RECORDS FOR THIS EXERCISE
----

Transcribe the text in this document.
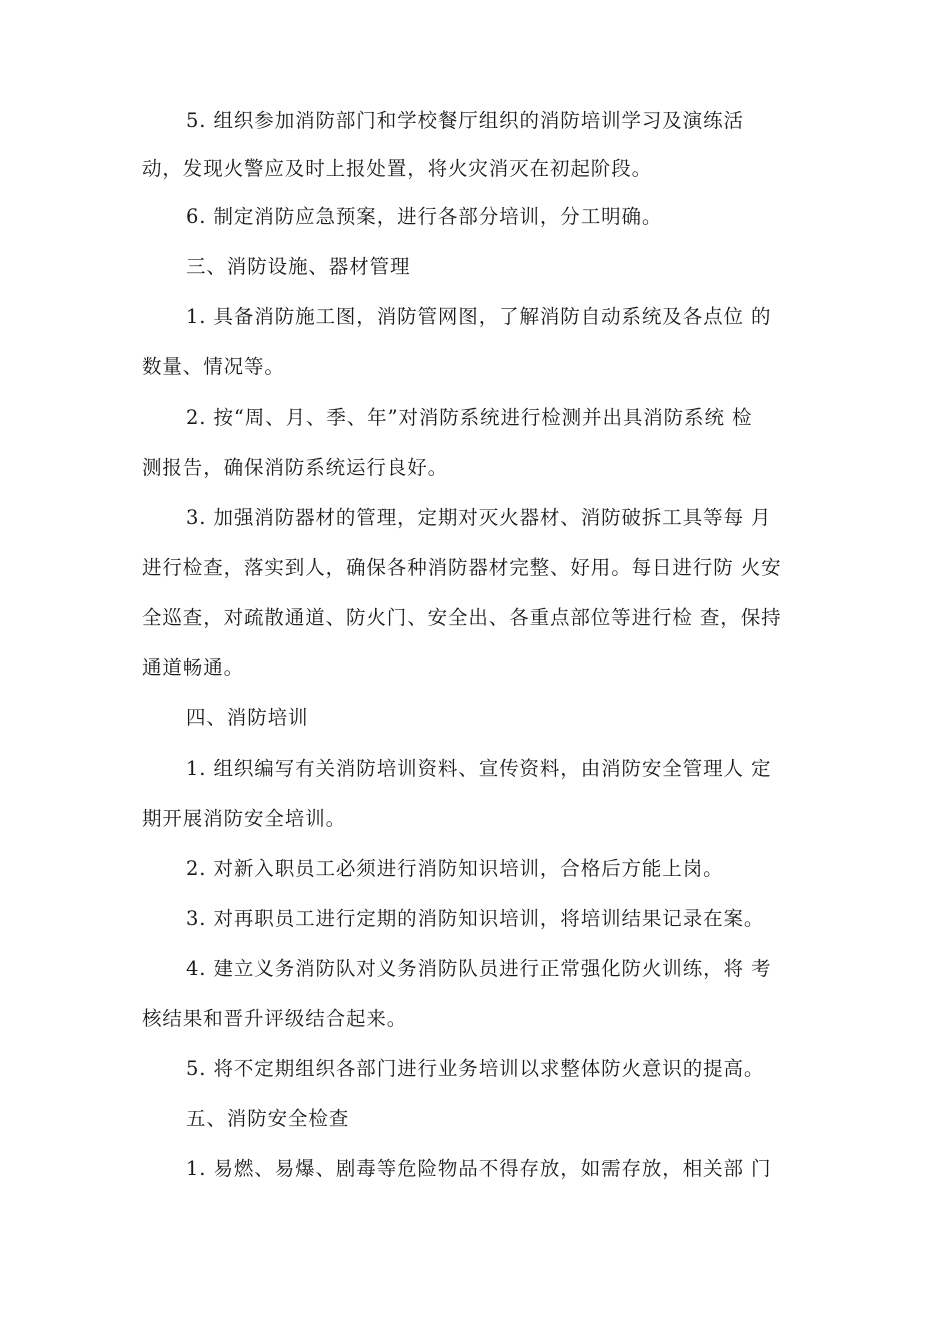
5. 组织参加消防部门和学校餐厅组织的消防培训学习及演练活
动，发现火警应及时上报处置，将火灾消灭在初起阶段。
6. 制定消防应急预案，进行各部分培训，分工明确。
三、消防设施、器材管理
1. 具备消防施工图，消防管网图，了解消防自动系统及各点位 的
数量、情况等。
2. 按“周、月、季、年”对消防系统进行检测并出具消防系统 检
测报告，确保消防系统运行良好。
3. 加强消防器材的管理，定期对灭火器材、消防破拆工具等每 月
进行检查，落实到人，确保各种消防器材完整、好用。每日进行防 火安
全巡查，对疏散通道、防火门、安全出、各重点部位等进行检 查，保持
通道畅通。
四、消防培训
1. 组织编写有关消防培训资料、宣传资料，由消防安全管理人 定
期开展消防安全培训。
2. 对新入职员工必须进行消防知识培训，合格后方能上岗。
3. 对再职员工进行定期的消防知识培训，将培训结果记录在案。
4. 建立义务消防队对义务消防队员进行正常强化防火训练，将 考
核结果和晋升评级结合起来。
5. 将不定期组织各部门进行业务培训以求整体防火意识的提高。
五、消防安全检查
1. 易燃、易爆、剧毒等危险物品不得存放，如需存放，相关部 门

----

PROBLEM DESCRIPTION
Exclude the pictures. Write out the remaining data exactly.

FULL ANSWER
Transcribe the text in this document.
5. 组织参加消防部门和学校餐厅组织的消防培训学习及演练活
动，发现火警应及时上报处置，将火灾消灭在初起阶段。
6. 制定消防应急预案，进行各部分培训，分工明确。
三、消防设施、器材管理
1. 具备消防施工图，消防管网图，了解消防自动系统及各点位 的
数量、情况等。
2. 按“周、月、季、年”对消防系统进行检测并出具消防系统 检
测报告，确保消防系统运行良好。
3. 加强消防器材的管理，定期对灭火器材、消防破拆工具等每 月
进行检查，落实到人，确保各种消防器材完整、好用。每日进行防 火安
全巡查，对疏散通道、防火门、安全出、各重点部位等进行检 查，保持
通道畅通。
四、消防培训
1. 组织编写有关消防培训资料、宣传资料，由消防安全管理人 定
期开展消防安全培训。
2. 对新入职员工必须进行消防知识培训，合格后方能上岗。
3. 对再职员工进行定期的消防知识培训，将培训结果记录在案。
4. 建立义务消防队对义务消防队员进行正常强化防火训练，将 考
核结果和晋升评级结合起来。
5. 将不定期组织各部门进行业务培训以求整体防火意识的提高。
五、消防安全检查
1. 易燃、易爆、剧毒等危险物品不得存放，如需存放，相关部 门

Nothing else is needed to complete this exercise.